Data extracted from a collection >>
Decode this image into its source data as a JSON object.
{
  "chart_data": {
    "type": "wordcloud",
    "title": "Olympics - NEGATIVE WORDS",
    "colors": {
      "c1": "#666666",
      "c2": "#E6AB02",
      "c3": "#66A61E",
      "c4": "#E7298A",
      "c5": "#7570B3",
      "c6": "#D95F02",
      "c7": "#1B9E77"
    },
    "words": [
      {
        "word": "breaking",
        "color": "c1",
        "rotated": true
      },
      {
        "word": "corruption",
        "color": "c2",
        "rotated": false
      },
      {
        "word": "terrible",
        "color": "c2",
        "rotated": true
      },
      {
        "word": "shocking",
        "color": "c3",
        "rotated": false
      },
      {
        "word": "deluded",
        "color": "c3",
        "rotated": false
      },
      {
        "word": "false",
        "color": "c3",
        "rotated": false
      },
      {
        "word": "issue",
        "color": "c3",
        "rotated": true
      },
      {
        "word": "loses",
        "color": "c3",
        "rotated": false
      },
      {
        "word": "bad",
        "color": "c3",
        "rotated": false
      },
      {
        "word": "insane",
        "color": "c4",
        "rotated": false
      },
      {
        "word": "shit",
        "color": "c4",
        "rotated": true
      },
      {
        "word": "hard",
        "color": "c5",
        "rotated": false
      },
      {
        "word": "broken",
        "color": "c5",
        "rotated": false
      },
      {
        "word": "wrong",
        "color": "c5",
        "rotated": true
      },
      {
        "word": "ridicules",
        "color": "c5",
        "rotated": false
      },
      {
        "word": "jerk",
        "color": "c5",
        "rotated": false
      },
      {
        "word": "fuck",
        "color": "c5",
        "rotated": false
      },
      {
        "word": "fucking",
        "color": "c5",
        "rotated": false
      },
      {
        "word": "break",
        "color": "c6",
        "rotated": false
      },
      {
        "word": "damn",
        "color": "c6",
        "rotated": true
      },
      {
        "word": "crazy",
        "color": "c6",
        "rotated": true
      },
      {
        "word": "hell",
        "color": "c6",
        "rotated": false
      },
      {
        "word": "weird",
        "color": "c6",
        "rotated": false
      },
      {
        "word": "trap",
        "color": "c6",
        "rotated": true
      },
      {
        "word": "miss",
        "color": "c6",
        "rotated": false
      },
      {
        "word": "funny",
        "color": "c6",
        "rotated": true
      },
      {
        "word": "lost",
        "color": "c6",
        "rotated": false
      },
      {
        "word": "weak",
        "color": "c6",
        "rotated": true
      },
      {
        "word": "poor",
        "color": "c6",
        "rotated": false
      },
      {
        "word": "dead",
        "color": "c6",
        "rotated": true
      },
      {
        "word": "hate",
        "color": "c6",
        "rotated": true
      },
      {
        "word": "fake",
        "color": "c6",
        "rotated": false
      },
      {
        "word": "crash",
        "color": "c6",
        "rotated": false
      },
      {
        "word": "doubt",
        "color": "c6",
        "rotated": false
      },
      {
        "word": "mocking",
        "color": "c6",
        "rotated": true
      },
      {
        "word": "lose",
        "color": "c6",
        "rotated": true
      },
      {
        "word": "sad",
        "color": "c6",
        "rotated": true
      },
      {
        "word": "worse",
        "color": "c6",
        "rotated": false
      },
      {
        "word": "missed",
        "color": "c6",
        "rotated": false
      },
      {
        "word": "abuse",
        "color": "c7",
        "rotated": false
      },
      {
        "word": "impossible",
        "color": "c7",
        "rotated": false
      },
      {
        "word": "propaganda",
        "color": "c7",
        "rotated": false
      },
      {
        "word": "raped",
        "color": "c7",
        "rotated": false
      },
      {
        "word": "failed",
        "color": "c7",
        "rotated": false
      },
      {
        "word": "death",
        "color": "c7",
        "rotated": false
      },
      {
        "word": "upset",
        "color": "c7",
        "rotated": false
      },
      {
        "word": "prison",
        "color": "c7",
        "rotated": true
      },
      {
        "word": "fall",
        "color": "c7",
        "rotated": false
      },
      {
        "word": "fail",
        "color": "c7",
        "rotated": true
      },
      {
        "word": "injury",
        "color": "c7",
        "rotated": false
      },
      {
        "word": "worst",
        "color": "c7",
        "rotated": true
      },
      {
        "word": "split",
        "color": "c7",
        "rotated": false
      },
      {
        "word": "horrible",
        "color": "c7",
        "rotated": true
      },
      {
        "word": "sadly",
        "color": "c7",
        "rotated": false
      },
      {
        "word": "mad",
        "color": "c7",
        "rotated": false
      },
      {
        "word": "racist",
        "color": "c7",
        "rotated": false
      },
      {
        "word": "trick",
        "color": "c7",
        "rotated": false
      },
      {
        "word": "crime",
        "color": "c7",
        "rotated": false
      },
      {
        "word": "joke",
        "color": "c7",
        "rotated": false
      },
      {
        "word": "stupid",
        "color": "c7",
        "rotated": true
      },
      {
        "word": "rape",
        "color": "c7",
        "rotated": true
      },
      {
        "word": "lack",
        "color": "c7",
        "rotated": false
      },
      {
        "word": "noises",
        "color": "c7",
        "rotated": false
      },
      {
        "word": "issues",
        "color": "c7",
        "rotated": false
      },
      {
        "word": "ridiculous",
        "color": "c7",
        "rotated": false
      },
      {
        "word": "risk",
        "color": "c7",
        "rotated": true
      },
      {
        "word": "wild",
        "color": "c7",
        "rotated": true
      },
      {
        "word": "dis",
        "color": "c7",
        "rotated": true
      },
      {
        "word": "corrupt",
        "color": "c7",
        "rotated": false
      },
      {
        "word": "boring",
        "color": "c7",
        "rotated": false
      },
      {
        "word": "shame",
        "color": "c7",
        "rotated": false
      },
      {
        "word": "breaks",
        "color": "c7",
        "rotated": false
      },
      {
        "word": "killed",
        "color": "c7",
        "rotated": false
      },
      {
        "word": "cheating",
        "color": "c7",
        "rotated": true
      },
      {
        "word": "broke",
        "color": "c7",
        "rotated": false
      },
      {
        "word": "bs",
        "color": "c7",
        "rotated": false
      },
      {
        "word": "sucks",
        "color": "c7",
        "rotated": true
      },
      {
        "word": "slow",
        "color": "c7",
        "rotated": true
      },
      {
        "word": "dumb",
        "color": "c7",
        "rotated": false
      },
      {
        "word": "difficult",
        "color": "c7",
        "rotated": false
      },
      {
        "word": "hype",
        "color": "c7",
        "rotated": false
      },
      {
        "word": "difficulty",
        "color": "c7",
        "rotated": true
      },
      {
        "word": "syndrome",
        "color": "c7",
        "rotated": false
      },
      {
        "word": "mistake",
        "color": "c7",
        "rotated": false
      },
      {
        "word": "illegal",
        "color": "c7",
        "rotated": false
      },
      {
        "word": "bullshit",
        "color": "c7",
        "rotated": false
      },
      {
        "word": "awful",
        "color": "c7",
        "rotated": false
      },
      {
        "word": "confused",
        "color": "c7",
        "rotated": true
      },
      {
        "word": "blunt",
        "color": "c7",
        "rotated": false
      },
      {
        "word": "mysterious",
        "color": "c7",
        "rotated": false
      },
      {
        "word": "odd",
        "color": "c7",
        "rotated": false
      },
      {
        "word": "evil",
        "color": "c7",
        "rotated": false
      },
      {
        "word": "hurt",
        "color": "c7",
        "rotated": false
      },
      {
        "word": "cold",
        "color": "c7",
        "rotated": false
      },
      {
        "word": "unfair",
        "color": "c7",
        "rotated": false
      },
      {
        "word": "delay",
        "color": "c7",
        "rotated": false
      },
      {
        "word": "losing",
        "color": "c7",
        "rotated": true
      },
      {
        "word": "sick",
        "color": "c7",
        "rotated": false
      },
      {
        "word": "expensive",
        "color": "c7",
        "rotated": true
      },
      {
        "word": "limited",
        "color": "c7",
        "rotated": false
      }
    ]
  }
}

Directions for this task >>
Please restate the data word for word, every record included.

The solution >>
Decode this image into its source data as a JSON object.
{
  "chart_data": {
    "type": "wordcloud",
    "title": "Olympics - NEGATIVE WORDS",
    "colors": {
      "c1": "#666666",
      "c2": "#E6AB02",
      "c3": "#66A61E",
      "c4": "#E7298A",
      "c5": "#7570B3",
      "c6": "#D95F02",
      "c7": "#1B9E77"
    },
    "words": [
      {
        "word": "breaking",
        "color": "c1",
        "rotated": true
      },
      {
        "word": "corruption",
        "color": "c2",
        "rotated": false
      },
      {
        "word": "terrible",
        "color": "c2",
        "rotated": true
      },
      {
        "word": "shocking",
        "color": "c3",
        "rotated": false
      },
      {
        "word": "deluded",
        "color": "c3",
        "rotated": false
      },
      {
        "word": "false",
        "color": "c3",
        "rotated": false
      },
      {
        "word": "issue",
        "color": "c3",
        "rotated": true
      },
      {
        "word": "loses",
        "color": "c3",
        "rotated": false
      },
      {
        "word": "bad",
        "color": "c3",
        "rotated": false
      },
      {
        "word": "insane",
        "color": "c4",
        "rotated": false
      },
      {
        "word": "shit",
        "color": "c4",
        "rotated": true
      },
      {
        "word": "hard",
        "color": "c5",
        "rotated": false
      },
      {
        "word": "broken",
        "color": "c5",
        "rotated": false
      },
      {
        "word": "wrong",
        "color": "c5",
        "rotated": true
      },
      {
        "word": "ridicules",
        "color": "c5",
        "rotated": false
      },
      {
        "word": "jerk",
        "color": "c5",
        "rotated": false
      },
      {
        "word": "fuck",
        "color": "c5",
        "rotated": false
      },
      {
        "word": "fucking",
        "color": "c5",
        "rotated": false
      },
      {
        "word": "break",
        "color": "c6",
        "rotated": false
      },
      {
        "word": "damn",
        "color": "c6",
        "rotated": true
      },
      {
        "word": "crazy",
        "color": "c6",
        "rotated": true
      },
      {
        "word": "hell",
        "color": "c6",
        "rotated": false
      },
      {
        "word": "weird",
        "color": "c6",
        "rotated": false
      },
      {
        "word": "trap",
        "color": "c6",
        "rotated": true
      },
      {
        "word": "miss",
        "color": "c6",
        "rotated": false
      },
      {
        "word": "funny",
        "color": "c6",
        "rotated": true
      },
      {
        "word": "lost",
        "color": "c6",
        "rotated": false
      },
      {
        "word": "weak",
        "color": "c6",
        "rotated": true
      },
      {
        "word": "poor",
        "color": "c6",
        "rotated": false
      },
      {
        "word": "dead",
        "color": "c6",
        "rotated": true
      },
      {
        "word": "hate",
        "color": "c6",
        "rotated": true
      },
      {
        "word": "fake",
        "color": "c6",
        "rotated": false
      },
      {
        "word": "crash",
        "color": "c6",
        "rotated": false
      },
      {
        "word": "doubt",
        "color": "c6",
        "rotated": false
      },
      {
        "word": "mocking",
        "color": "c6",
        "rotated": true
      },
      {
        "word": "lose",
        "color": "c6",
        "rotated": true
      },
      {
        "word": "sad",
        "color": "c6",
        "rotated": true
      },
      {
        "word": "worse",
        "color": "c6",
        "rotated": false
      },
      {
        "word": "missed",
        "color": "c6",
        "rotated": false
      },
      {
        "word": "abuse",
        "color": "c7",
        "rotated": false
      },
      {
        "word": "impossible",
        "color": "c7",
        "rotated": false
      },
      {
        "word": "propaganda",
        "color": "c7",
        "rotated": false
      },
      {
        "word": "raped",
        "color": "c7",
        "rotated": false
      },
      {
        "word": "failed",
        "color": "c7",
        "rotated": false
      },
      {
        "word": "death",
        "color": "c7",
        "rotated": false
      },
      {
        "word": "upset",
        "color": "c7",
        "rotated": false
      },
      {
        "word": "prison",
        "color": "c7",
        "rotated": true
      },
      {
        "word": "fall",
        "color": "c7",
        "rotated": false
      },
      {
        "word": "fail",
        "color": "c7",
        "rotated": true
      },
      {
        "word": "injury",
        "color": "c7",
        "rotated": false
      },
      {
        "word": "worst",
        "color": "c7",
        "rotated": true
      },
      {
        "word": "split",
        "color": "c7",
        "rotated": false
      },
      {
        "word": "horrible",
        "color": "c7",
        "rotated": true
      },
      {
        "word": "sadly",
        "color": "c7",
        "rotated": false
      },
      {
        "word": "mad",
        "color": "c7",
        "rotated": false
      },
      {
        "word": "racist",
        "color": "c7",
        "rotated": false
      },
      {
        "word": "trick",
        "color": "c7",
        "rotated": false
      },
      {
        "word": "crime",
        "color": "c7",
        "rotated": false
      },
      {
        "word": "joke",
        "color": "c7",
        "rotated": false
      },
      {
        "word": "stupid",
        "color": "c7",
        "rotated": true
      },
      {
        "word": "rape",
        "color": "c7",
        "rotated": true
      },
      {
        "word": "lack",
        "color": "c7",
        "rotated": false
      },
      {
        "word": "noises",
        "color": "c7",
        "rotated": false
      },
      {
        "word": "issues",
        "color": "c7",
        "rotated": false
      },
      {
        "word": "ridiculous",
        "color": "c7",
        "rotated": false
      },
      {
        "word": "risk",
        "color": "c7",
        "rotated": true
      },
      {
        "word": "wild",
        "color": "c7",
        "rotated": true
      },
      {
        "word": "dis",
        "color": "c7",
        "rotated": true
      },
      {
        "word": "corrupt",
        "color": "c7",
        "rotated": false
      },
      {
        "word": "boring",
        "color": "c7",
        "rotated": false
      },
      {
        "word": "shame",
        "color": "c7",
        "rotated": false
      },
      {
        "word": "breaks",
        "color": "c7",
        "rotated": false
      },
      {
        "word": "killed",
        "color": "c7",
        "rotated": false
      },
      {
        "word": "cheating",
        "color": "c7",
        "rotated": true
      },
      {
        "word": "broke",
        "color": "c7",
        "rotated": false
      },
      {
        "word": "bs",
        "color": "c7",
        "rotated": false
      },
      {
        "word": "sucks",
        "color": "c7",
        "rotated": true
      },
      {
        "word": "slow",
        "color": "c7",
        "rotated": true
      },
      {
        "word": "dumb",
        "color": "c7",
        "rotated": false
      },
      {
        "word": "difficult",
        "color": "c7",
        "rotated": false
      },
      {
        "word": "hype",
        "color": "c7",
        "rotated": false
      },
      {
        "word": "difficulty",
        "color": "c7",
        "rotated": true
      },
      {
        "word": "syndrome",
        "color": "c7",
        "rotated": false
      },
      {
        "word": "mistake",
        "color": "c7",
        "rotated": false
      },
      {
        "word": "illegal",
        "color": "c7",
        "rotated": false
      },
      {
        "word": "bullshit",
        "color": "c7",
        "rotated": false
      },
      {
        "word": "awful",
        "color": "c7",
        "rotated": false
      },
      {
        "word": "confused",
        "color": "c7",
        "rotated": true
      },
      {
        "word": "blunt",
        "color": "c7",
        "rotated": false
      },
      {
        "word": "mysterious",
        "color": "c7",
        "rotated": false
      },
      {
        "word": "odd",
        "color": "c7",
        "rotated": false
      },
      {
        "word": "evil",
        "color": "c7",
        "rotated": false
      },
      {
        "word": "hurt",
        "color": "c7",
        "rotated": false
      },
      {
        "word": "cold",
        "color": "c7",
        "rotated": false
      },
      {
        "word": "unfair",
        "color": "c7",
        "rotated": false
      },
      {
        "word": "delay",
        "color": "c7",
        "rotated": false
      },
      {
        "word": "losing",
        "color": "c7",
        "rotated": true
      },
      {
        "word": "sick",
        "color": "c7",
        "rotated": false
      },
      {
        "word": "expensive",
        "color": "c7",
        "rotated": true
      },
      {
        "word": "limited",
        "color": "c7",
        "rotated": false
      }
    ]
  }
}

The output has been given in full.